Task objective:
Repeat every line of the data exactly, but not the pictures.

Supplied information:
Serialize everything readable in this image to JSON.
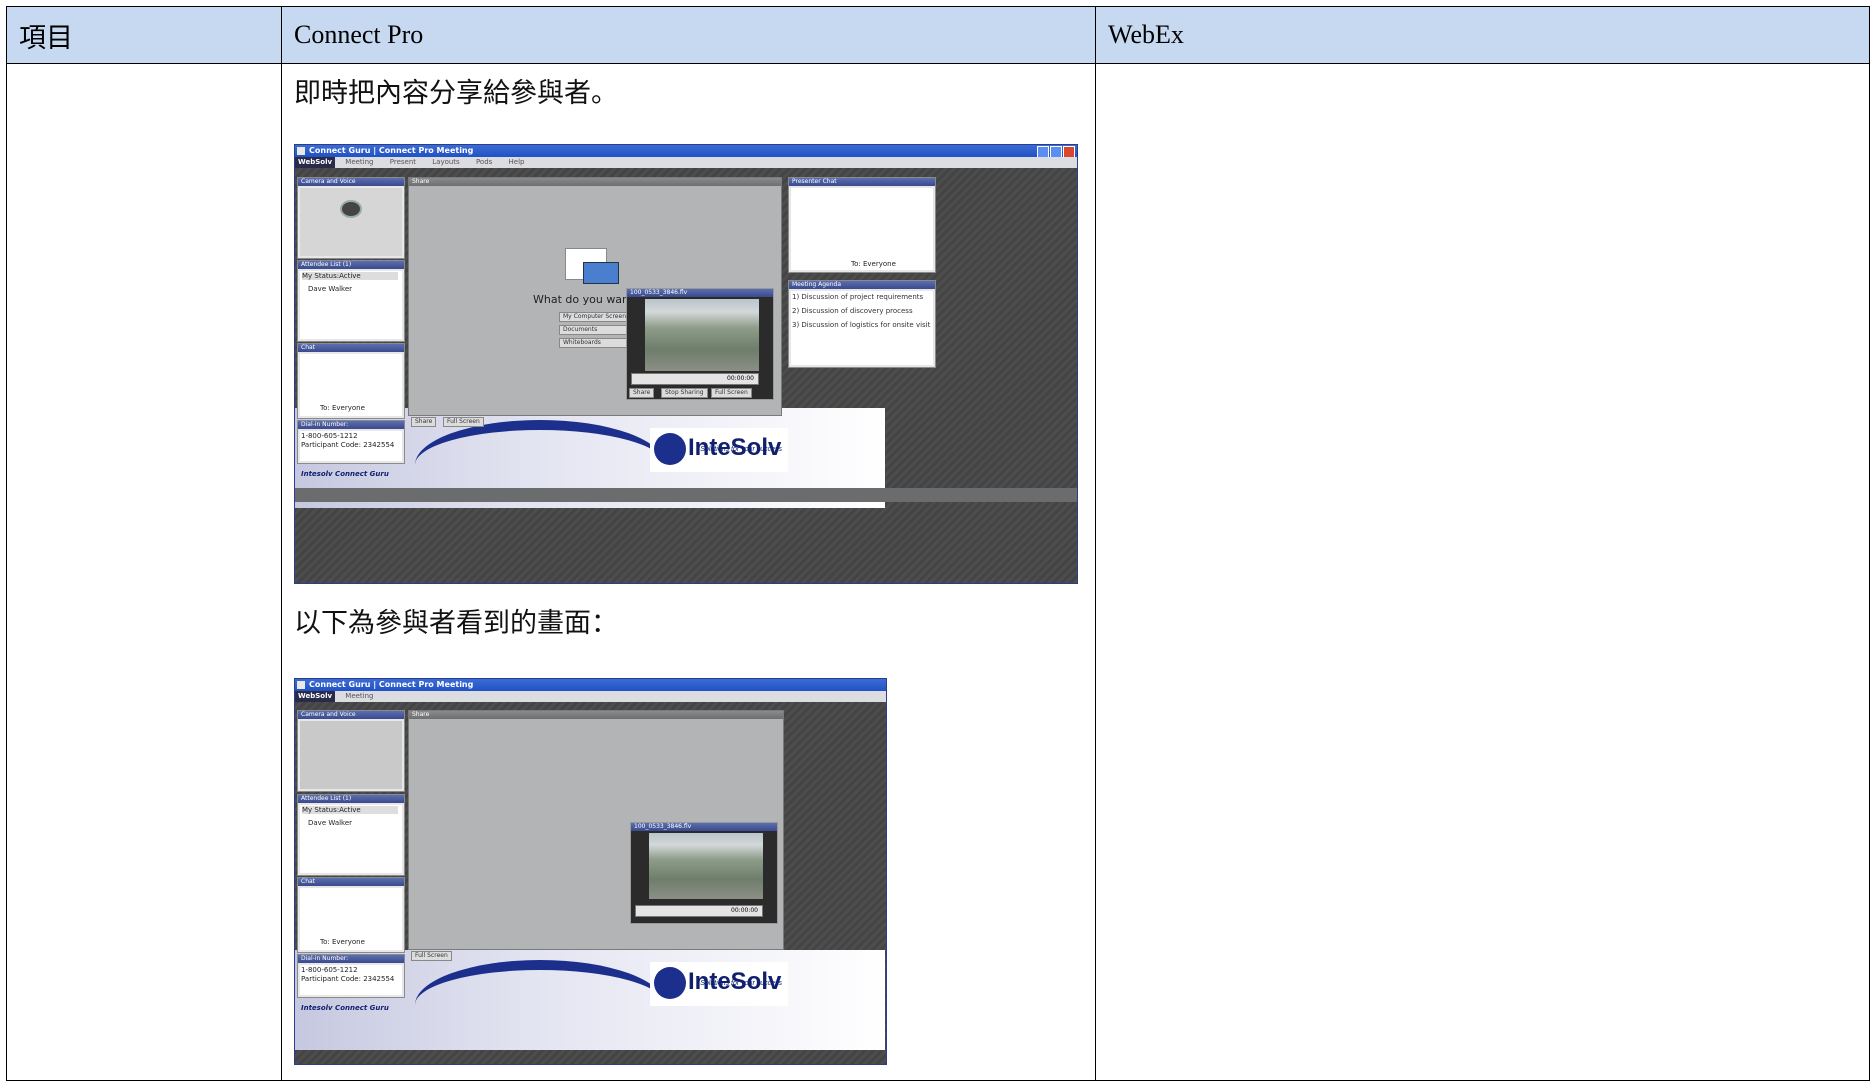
{
  "table": {
    "header": [
      "項目",
      "Connect Pro",
      "WebEx"
    ],
    "row": {
      "item": "",
      "connect_pro": {
        "caption_1": "即時把內容分享給參與者。",
        "caption_2": "以下為參與者看到的畫面：",
        "presenter_screenshot": {
          "window_title": "Connect Guru | Connect Pro Meeting",
          "menu": [
            "WebSolv",
            "Meeting",
            "Present",
            "Layouts",
            "Pods",
            "Help"
          ],
          "pods": {
            "camera": "Camera and Voice",
            "attendees": "Attendee List (1)",
            "status": "My Status:Active",
            "attendee_name": "Dave Walker",
            "chat": "Chat",
            "chat_to": "To: Everyone",
            "dialin": "Dial-in Number:",
            "dialin_number": "1-800-605-1212",
            "participant_code": "Participant Code: 2342554",
            "share": "Share",
            "share_prompt": "What do you want to",
            "share_options": [
              "My Computer Screen...",
              "Documents",
              "Whiteboards"
            ],
            "video_title": "100_0533_3846.flv",
            "video_time": "00:00:00",
            "video_buttons": [
              "Share",
              "Stop Sharing",
              "Full Screen"
            ],
            "share_footer": [
              "Share",
              "Full Screen"
            ],
            "presenter_chat": "Presenter Chat",
            "presenter_chat_to": "To: Everyone",
            "agenda_title": "Meeting Agenda",
            "agenda": [
              "1) Discussion of project requirements",
              "2) Discussion of discovery process",
              "3) Discussion of logistics for onsite visit"
            ],
            "brand_footer": "Intesolv Connect Guru",
            "logo_text": "InteSolv",
            "logo_tag": "Solutions for your success"
          }
        },
        "participant_screenshot": {
          "window_title": "Connect Guru | Connect Pro Meeting",
          "menu": [
            "WebSolv",
            "Meeting"
          ],
          "pods": {
            "camera": "Camera and Voice",
            "attendees": "Attendee List (1)",
            "status": "My Status:Active",
            "attendee_name": "Dave Walker",
            "chat": "Chat",
            "chat_to": "To: Everyone",
            "dialin": "Dial-in Number:",
            "dialin_number": "1-800-605-1212",
            "participant_code": "Participant Code: 2342554",
            "share": "Share",
            "video_title": "100_0533_3846.flv",
            "video_time": "00:00:00",
            "share_footer": [
              "Full Screen"
            ],
            "brand_footer": "Intesolv Connect Guru",
            "logo_text": "InteSolv",
            "logo_tag": "Solutions for your success"
          }
        }
      },
      "webex": ""
    }
  },
  "colors": {
    "header_bg": "#c6d9f1",
    "accent": "#1c2f8c"
  }
}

Finished task:
Serialize everything readable in this image to JSON.
{
  "table": {
    "header": [
      "項目",
      "Connect Pro",
      "WebEx"
    ],
    "row": {
      "item": "",
      "connect_pro": {
        "caption_1": "即時把內容分享給參與者。",
        "caption_2": "以下為參與者看到的畫面：",
        "presenter_screenshot": {
          "window_title": "Connect Guru | Connect Pro Meeting",
          "menu": [
            "WebSolv",
            "Meeting",
            "Present",
            "Layouts",
            "Pods",
            "Help"
          ],
          "pods": {
            "camera": "Camera and Voice",
            "attendees": "Attendee List (1)",
            "status": "My Status:Active",
            "attendee_name": "Dave Walker",
            "chat": "Chat",
            "chat_to": "To: Everyone",
            "dialin": "Dial-in Number:",
            "dialin_number": "1-800-605-1212",
            "participant_code": "Participant Code: 2342554",
            "share": "Share",
            "share_prompt": "What do you want to",
            "share_options": [
              "My Computer Screen...",
              "Documents",
              "Whiteboards"
            ],
            "video_title": "100_0533_3846.flv",
            "video_time": "00:00:00",
            "video_buttons": [
              "Share",
              "Stop Sharing",
              "Full Screen"
            ],
            "share_footer": [
              "Share",
              "Full Screen"
            ],
            "presenter_chat": "Presenter Chat",
            "presenter_chat_to": "To: Everyone",
            "agenda_title": "Meeting Agenda",
            "agenda": [
              "1) Discussion of project requirements",
              "2) Discussion of discovery process",
              "3) Discussion of logistics for onsite visit"
            ],
            "brand_footer": "Intesolv Connect Guru",
            "logo_text": "InteSolv",
            "logo_tag": "Solutions for your success"
          }
        },
        "participant_screenshot": {
          "window_title": "Connect Guru | Connect Pro Meeting",
          "menu": [
            "WebSolv",
            "Meeting"
          ],
          "pods": {
            "camera": "Camera and Voice",
            "attendees": "Attendee List (1)",
            "status": "My Status:Active",
            "attendee_name": "Dave Walker",
            "chat": "Chat",
            "chat_to": "To: Everyone",
            "dialin": "Dial-in Number:",
            "dialin_number": "1-800-605-1212",
            "participant_code": "Participant Code: 2342554",
            "share": "Share",
            "video_title": "100_0533_3846.flv",
            "video_time": "00:00:00",
            "share_footer": [
              "Full Screen"
            ],
            "brand_footer": "Intesolv Connect Guru",
            "logo_text": "InteSolv",
            "logo_tag": "Solutions for your success"
          }
        }
      },
      "webex": ""
    }
  },
  "colors": {
    "header_bg": "#c6d9f1",
    "accent": "#1c2f8c"
  }
}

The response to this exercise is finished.